Extracted material ::
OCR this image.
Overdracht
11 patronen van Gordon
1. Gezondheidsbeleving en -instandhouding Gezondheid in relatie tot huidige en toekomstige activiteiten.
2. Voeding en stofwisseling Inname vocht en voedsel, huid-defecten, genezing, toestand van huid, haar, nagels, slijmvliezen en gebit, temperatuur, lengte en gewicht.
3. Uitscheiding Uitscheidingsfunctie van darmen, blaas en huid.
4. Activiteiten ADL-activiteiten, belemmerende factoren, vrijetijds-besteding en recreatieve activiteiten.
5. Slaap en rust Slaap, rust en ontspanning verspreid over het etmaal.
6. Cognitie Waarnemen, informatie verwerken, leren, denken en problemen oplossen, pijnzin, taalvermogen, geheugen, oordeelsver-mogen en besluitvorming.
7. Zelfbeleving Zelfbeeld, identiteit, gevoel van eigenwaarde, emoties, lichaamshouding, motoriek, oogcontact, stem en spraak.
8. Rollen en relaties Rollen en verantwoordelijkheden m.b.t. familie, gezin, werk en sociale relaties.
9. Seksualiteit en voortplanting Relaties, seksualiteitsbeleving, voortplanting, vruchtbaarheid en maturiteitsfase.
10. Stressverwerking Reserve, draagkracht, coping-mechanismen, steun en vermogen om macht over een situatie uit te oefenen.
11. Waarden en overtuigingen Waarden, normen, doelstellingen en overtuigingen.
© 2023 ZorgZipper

---

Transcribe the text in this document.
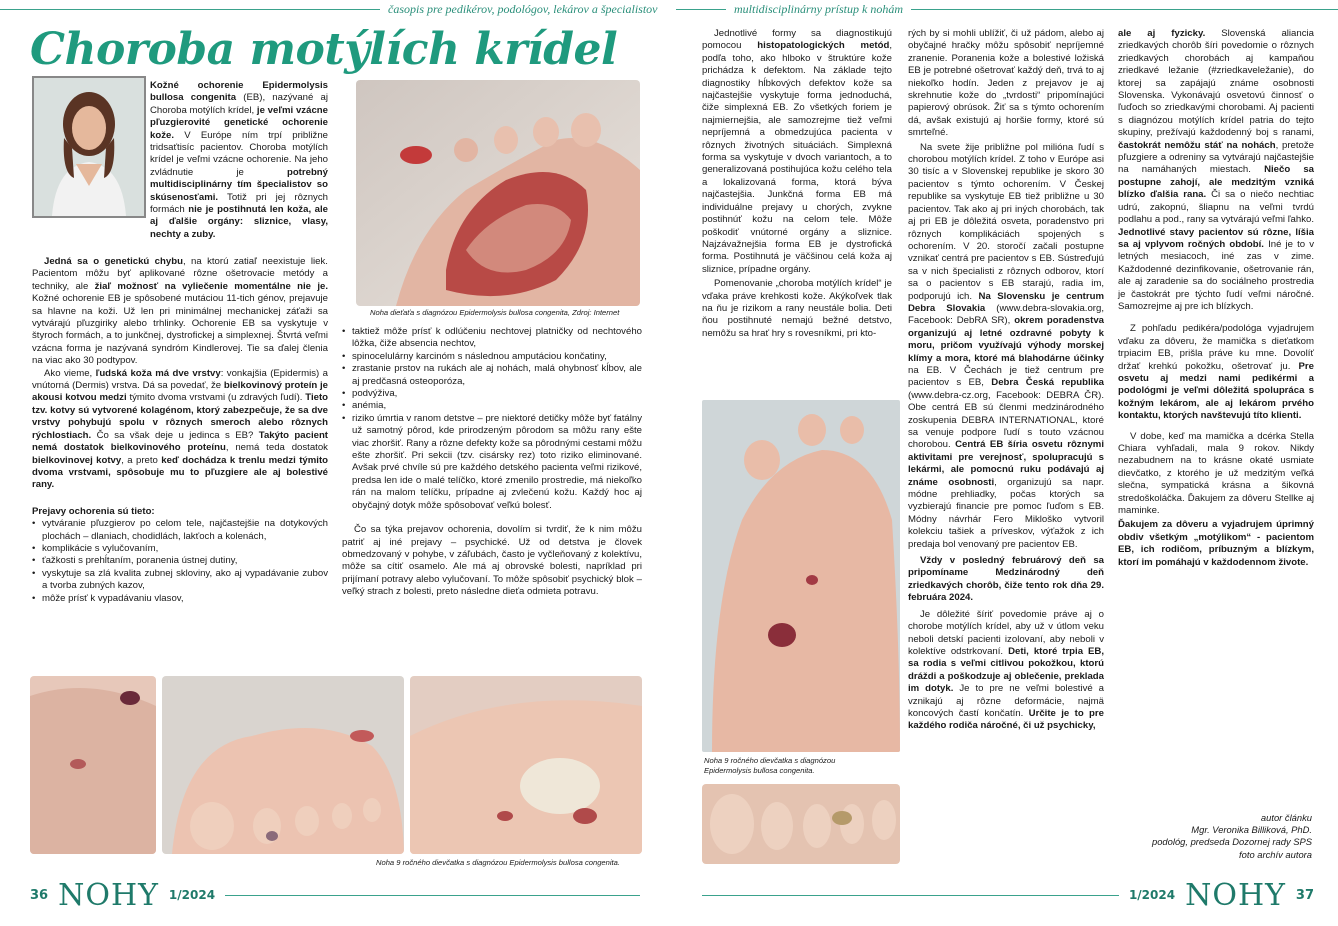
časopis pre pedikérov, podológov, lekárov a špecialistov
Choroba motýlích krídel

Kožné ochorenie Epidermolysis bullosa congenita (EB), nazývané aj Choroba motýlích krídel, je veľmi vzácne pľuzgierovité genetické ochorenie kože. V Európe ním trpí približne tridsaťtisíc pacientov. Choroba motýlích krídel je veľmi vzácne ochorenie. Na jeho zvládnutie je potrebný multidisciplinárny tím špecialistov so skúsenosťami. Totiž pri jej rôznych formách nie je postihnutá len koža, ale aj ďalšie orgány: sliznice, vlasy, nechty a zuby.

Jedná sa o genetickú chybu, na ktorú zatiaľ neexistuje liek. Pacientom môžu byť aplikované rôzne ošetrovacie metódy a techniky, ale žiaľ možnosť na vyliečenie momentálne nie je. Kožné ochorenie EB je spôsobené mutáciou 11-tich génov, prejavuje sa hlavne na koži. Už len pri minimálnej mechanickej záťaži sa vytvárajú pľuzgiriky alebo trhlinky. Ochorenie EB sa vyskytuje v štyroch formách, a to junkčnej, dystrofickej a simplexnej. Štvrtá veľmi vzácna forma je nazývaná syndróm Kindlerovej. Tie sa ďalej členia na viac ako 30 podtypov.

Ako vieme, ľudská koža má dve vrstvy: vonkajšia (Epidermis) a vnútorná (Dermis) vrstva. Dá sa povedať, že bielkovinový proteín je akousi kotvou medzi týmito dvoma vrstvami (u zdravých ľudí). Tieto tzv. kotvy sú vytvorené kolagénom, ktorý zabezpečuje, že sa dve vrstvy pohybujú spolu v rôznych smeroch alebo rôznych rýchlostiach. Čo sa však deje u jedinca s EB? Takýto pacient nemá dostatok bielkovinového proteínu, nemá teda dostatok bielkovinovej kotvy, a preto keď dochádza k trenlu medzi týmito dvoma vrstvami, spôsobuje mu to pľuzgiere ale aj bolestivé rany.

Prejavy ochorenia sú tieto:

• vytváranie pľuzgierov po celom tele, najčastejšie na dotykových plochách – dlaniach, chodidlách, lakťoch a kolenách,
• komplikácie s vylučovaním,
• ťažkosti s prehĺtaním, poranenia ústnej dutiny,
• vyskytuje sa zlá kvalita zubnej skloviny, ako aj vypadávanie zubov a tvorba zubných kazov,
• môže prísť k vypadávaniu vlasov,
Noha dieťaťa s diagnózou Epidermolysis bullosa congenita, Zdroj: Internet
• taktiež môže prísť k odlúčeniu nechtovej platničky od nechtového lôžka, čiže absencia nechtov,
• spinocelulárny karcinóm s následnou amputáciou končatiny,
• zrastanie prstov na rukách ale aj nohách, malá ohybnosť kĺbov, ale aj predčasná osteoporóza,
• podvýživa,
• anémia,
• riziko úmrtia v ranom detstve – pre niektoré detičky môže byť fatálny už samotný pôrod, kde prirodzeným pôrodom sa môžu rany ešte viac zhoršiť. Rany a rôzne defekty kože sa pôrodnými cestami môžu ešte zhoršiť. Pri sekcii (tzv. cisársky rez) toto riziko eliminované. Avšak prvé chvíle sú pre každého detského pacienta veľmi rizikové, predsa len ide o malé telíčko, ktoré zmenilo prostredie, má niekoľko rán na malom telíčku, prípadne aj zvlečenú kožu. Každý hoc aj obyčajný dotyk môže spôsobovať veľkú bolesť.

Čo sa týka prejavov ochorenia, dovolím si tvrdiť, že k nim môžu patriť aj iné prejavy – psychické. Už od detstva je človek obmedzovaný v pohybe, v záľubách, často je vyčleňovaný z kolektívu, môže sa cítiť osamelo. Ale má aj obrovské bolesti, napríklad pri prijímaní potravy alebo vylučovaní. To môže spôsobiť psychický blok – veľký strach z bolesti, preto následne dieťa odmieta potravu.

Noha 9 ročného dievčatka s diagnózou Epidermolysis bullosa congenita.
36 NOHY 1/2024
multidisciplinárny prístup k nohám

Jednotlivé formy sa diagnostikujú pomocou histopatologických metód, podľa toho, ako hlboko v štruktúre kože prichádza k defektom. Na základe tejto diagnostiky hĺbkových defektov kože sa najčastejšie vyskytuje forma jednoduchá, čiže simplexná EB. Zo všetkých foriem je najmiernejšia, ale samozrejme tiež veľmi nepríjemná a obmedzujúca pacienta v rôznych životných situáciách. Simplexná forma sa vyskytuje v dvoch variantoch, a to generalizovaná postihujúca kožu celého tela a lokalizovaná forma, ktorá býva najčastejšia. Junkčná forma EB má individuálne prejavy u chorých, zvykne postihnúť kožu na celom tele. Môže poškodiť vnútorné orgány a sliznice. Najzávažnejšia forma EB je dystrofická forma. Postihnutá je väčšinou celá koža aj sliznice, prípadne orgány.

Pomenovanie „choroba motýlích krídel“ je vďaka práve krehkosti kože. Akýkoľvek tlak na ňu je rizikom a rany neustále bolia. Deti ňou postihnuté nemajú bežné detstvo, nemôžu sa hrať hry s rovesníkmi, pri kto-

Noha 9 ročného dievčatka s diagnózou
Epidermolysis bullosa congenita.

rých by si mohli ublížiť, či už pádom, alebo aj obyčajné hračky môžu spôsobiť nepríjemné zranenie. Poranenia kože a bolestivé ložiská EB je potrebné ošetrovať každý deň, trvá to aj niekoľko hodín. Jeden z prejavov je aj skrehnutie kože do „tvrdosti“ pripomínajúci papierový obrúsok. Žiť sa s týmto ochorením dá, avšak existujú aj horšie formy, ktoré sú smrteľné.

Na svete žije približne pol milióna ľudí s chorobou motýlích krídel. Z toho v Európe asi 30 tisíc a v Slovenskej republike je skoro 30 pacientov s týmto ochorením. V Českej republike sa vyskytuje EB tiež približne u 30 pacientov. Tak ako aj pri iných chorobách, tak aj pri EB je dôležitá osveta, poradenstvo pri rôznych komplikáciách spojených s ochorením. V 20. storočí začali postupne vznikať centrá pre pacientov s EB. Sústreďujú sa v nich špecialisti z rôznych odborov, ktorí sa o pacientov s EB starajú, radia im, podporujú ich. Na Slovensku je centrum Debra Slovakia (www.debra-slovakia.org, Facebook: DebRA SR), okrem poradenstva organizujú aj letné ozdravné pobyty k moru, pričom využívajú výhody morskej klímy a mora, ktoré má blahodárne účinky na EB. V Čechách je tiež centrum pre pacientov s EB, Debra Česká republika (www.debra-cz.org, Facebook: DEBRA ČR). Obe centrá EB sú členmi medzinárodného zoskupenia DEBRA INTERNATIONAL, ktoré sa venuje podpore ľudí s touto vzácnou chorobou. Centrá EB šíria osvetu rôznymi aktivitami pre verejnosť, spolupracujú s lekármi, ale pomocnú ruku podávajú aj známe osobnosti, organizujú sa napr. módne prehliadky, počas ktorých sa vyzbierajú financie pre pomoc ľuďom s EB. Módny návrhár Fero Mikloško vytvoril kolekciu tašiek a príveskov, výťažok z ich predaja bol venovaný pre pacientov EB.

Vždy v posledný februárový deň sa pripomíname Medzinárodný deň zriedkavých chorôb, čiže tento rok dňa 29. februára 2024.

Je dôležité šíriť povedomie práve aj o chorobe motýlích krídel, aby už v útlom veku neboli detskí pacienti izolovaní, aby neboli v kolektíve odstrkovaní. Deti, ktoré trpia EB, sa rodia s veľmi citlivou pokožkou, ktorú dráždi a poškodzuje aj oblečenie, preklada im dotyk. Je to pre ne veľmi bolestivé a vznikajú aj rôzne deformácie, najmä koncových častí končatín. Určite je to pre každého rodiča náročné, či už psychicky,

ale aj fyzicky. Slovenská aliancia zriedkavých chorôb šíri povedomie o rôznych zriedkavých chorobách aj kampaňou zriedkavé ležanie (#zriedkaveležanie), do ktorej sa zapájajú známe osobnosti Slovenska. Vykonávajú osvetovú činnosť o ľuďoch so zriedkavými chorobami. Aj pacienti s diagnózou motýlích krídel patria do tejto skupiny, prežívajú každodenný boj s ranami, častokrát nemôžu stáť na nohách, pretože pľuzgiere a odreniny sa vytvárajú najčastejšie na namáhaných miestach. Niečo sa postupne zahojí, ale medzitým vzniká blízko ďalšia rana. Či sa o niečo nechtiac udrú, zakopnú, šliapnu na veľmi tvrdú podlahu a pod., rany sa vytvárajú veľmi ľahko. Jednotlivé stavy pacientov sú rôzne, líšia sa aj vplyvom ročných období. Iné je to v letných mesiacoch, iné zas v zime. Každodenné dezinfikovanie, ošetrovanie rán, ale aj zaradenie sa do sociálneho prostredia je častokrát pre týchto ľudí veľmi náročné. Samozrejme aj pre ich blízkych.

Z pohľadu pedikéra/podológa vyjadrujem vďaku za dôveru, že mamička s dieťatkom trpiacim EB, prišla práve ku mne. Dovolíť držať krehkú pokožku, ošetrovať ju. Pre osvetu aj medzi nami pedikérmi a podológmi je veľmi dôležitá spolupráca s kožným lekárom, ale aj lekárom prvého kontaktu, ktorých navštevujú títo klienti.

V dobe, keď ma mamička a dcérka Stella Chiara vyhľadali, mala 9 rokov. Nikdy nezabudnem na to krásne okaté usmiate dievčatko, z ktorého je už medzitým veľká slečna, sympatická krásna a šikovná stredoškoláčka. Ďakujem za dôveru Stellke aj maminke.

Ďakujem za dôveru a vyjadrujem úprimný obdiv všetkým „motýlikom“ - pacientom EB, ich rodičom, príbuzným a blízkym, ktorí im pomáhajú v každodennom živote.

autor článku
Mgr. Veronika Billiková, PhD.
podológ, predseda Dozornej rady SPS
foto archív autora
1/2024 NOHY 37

...

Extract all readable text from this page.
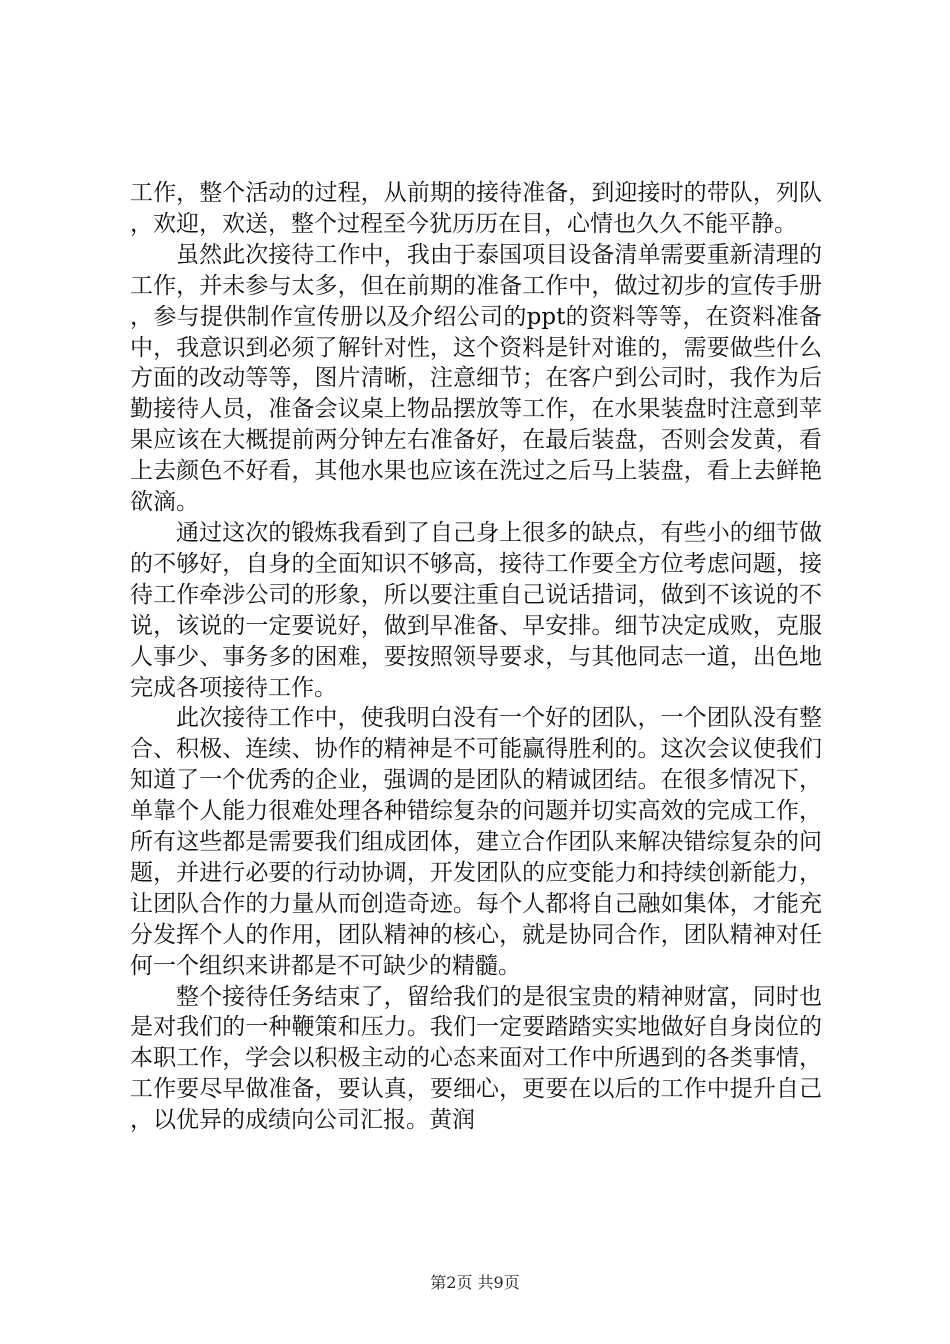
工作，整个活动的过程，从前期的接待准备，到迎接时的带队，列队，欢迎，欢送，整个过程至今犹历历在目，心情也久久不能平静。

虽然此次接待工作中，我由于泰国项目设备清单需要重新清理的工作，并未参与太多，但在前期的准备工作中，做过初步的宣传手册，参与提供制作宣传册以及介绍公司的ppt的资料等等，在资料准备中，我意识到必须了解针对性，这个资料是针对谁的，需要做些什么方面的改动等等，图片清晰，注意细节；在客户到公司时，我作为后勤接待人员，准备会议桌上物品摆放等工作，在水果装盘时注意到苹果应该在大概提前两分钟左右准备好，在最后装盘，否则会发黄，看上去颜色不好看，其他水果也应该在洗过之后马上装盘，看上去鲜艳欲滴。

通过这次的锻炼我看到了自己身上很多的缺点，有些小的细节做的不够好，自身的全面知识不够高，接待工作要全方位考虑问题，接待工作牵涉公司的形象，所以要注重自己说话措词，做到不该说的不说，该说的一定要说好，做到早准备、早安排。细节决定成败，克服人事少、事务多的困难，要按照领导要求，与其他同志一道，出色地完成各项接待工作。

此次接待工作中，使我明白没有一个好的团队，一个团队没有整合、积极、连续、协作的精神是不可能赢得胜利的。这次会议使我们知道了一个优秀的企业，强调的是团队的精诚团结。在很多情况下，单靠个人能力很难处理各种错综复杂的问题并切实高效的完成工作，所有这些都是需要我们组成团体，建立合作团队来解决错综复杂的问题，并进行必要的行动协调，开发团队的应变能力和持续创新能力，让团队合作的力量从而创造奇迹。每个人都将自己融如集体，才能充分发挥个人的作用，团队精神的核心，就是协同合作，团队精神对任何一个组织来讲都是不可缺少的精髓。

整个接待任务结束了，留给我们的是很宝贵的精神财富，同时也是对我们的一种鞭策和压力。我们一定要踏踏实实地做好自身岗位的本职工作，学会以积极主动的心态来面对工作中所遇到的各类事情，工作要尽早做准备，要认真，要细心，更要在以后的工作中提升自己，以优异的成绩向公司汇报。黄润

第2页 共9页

Written instruction ::
List each line of the entries that holds the string "Jednotlivé".

Completed exercise ::
Jednotlivé formy sa diagnostikujú pomocou histopatologických metód, podľa toho, ako hlboko v štruktúre kože prichádza k defektom. Na základe tejto diagnostiky hĺbkových defektov kože sa najčastejšie vyskytuje forma jednoduchá, čiže simplexná EB. Zo všetkých foriem je najmiernejšia, ale samozrejme tiež veľmi nepríjemná a obmedzujúca pacienta v rôznych životných situáciách. Simplexná forma sa vyskytuje v dvoch variantoch, a to generalizovaná postihujúca kožu celého tela a lokalizovaná forma, ktorá býva najčastejšia. Junkčná forma EB má individuálne prejavy u chorých, zvykne postihnúť kožu na celom tele. Môže poškodiť vnútorné orgány a sliznice. Najzávažnejšia forma EB je dystrofická forma. Postihnutá je väčšinou celá koža aj sliznice, prípadne orgány.
ale aj fyzicky. Slovenská aliancia zriedkavých chorôb šíri povedomie o rôznych zriedkavých chorobách aj kampaňou zriedkavé ležanie (#zriedkaveležanie), do ktorej sa zapájajú známe osobnosti Slovenska. Vykonávajú osvetovú činnosť o ľuďoch so zriedkavými chorobami. Aj pacienti s diagnózou motýlích krídel patria do tejto skupiny, prežívajú každodenný boj s ranami, častokrát nemôžu stáť na nohách, pretože pľuzgiere a odreniny sa vytvárajú najčastejšie na namáhaných miestach. Niečo sa postupne zahojí, ale medzitým vzniká blízko ďalšia rana. Či sa o niečo nechtiac udrú, zakopnú, šliapnu na veľmi tvrdú podlahu a pod., rany sa vytvárajú veľmi ľahko. Jednotlivé stavy pacientov sú rôzne, líšia sa aj vplyvom ročných období. Iné je to v letných mesiacoch, iné zas v zime. Každodenné dezinfikovanie, ošetrovanie rán, ale aj zaradenie sa do sociálneho prostredia je častokrát pre týchto ľudí veľmi náročné. Samozrejme aj pre ich blízkych.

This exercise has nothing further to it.